• _Description of the task_: Using the material that follows, identify and copy each line with the string "Limpiar".

• _Data_:
begin
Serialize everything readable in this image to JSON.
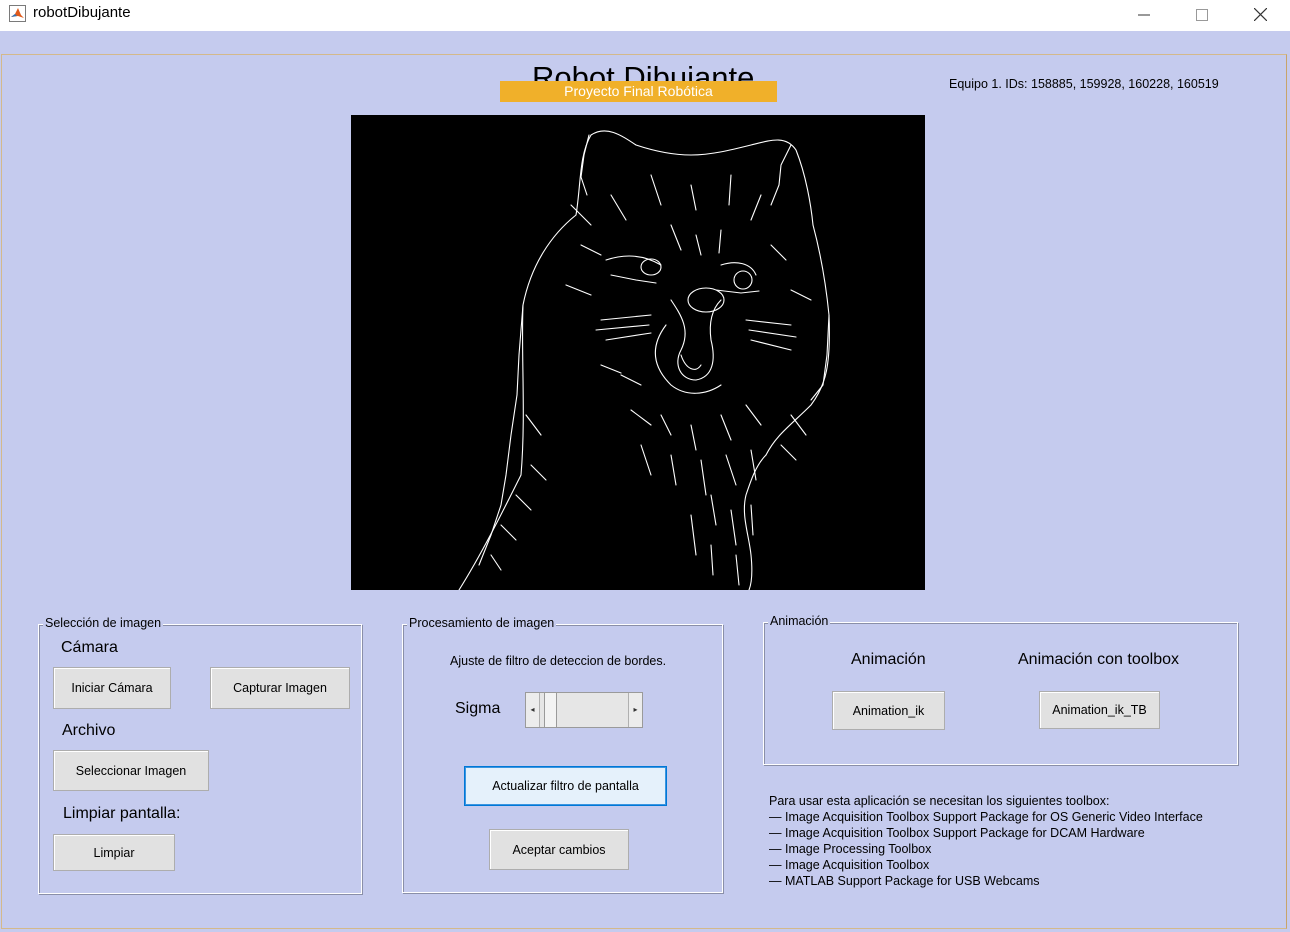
{
  "window": {
    "title": "robotDibujante",
    "minimize": "—",
    "maximize": "☐",
    "close": "✕"
  },
  "header": {
    "title": "Robot Dibujante",
    "subtitle": "Proyecto Final Robótica",
    "team_ids": "Equipo 1. IDs: 158885, 159928, 160228, 160519"
  },
  "colors": {
    "background": "#c5cbee",
    "accent": "#f0b02a",
    "panel_border": "#d4b98a"
  },
  "image_view": {
    "content": "edge-detected cat image (white edges on black)"
  },
  "seleccion": {
    "title": "Selección de imagen",
    "camara_label": "Cámara",
    "iniciar_camara": "Iniciar Cámara",
    "capturar_imagen": "Capturar Imagen",
    "archivo_label": "Archivo",
    "seleccionar_imagen": "Seleccionar Imagen",
    "limpiar_label": "Limpiar pantalla:",
    "limpiar": "Limpiar"
  },
  "procesamiento": {
    "title": "Procesamiento de imagen",
    "ajuste_label": "Ajuste de filtro de deteccion de bordes.",
    "sigma_label": "Sigma",
    "sigma_slider_fraction": 0.05,
    "actualizar": "Actualizar filtro de pantalla",
    "aceptar": "Aceptar cambios"
  },
  "animacion": {
    "title": "Animación",
    "animacion_label": "Animación",
    "toolbox_label": "Animación con toolbox",
    "animation_ik": "Animation_ik",
    "animation_ik_tb": "Animation_ik_TB"
  },
  "info": {
    "intro": "Para usar esta aplicación se necesitan los siguientes toolbox:",
    "items": [
      "— Image Acquisition Toolbox Support Package for OS Generic Video Interface",
      "— Image Acquisition Toolbox Support Package for DCAM Hardware",
      "— Image Processing Toolbox",
      "— Image Acquisition Toolbox",
      "— MATLAB Support Package for USB Webcams"
    ]
  },
  "icons": {
    "app": "matlab-icon",
    "slider_left": "arrow-left-icon",
    "slider_right": "arrow-right-icon"
  }
}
end
• _Response for this exercise_:
    "limpiar_label": "Limpiar pantalla:",
    "limpiar": "Limpiar"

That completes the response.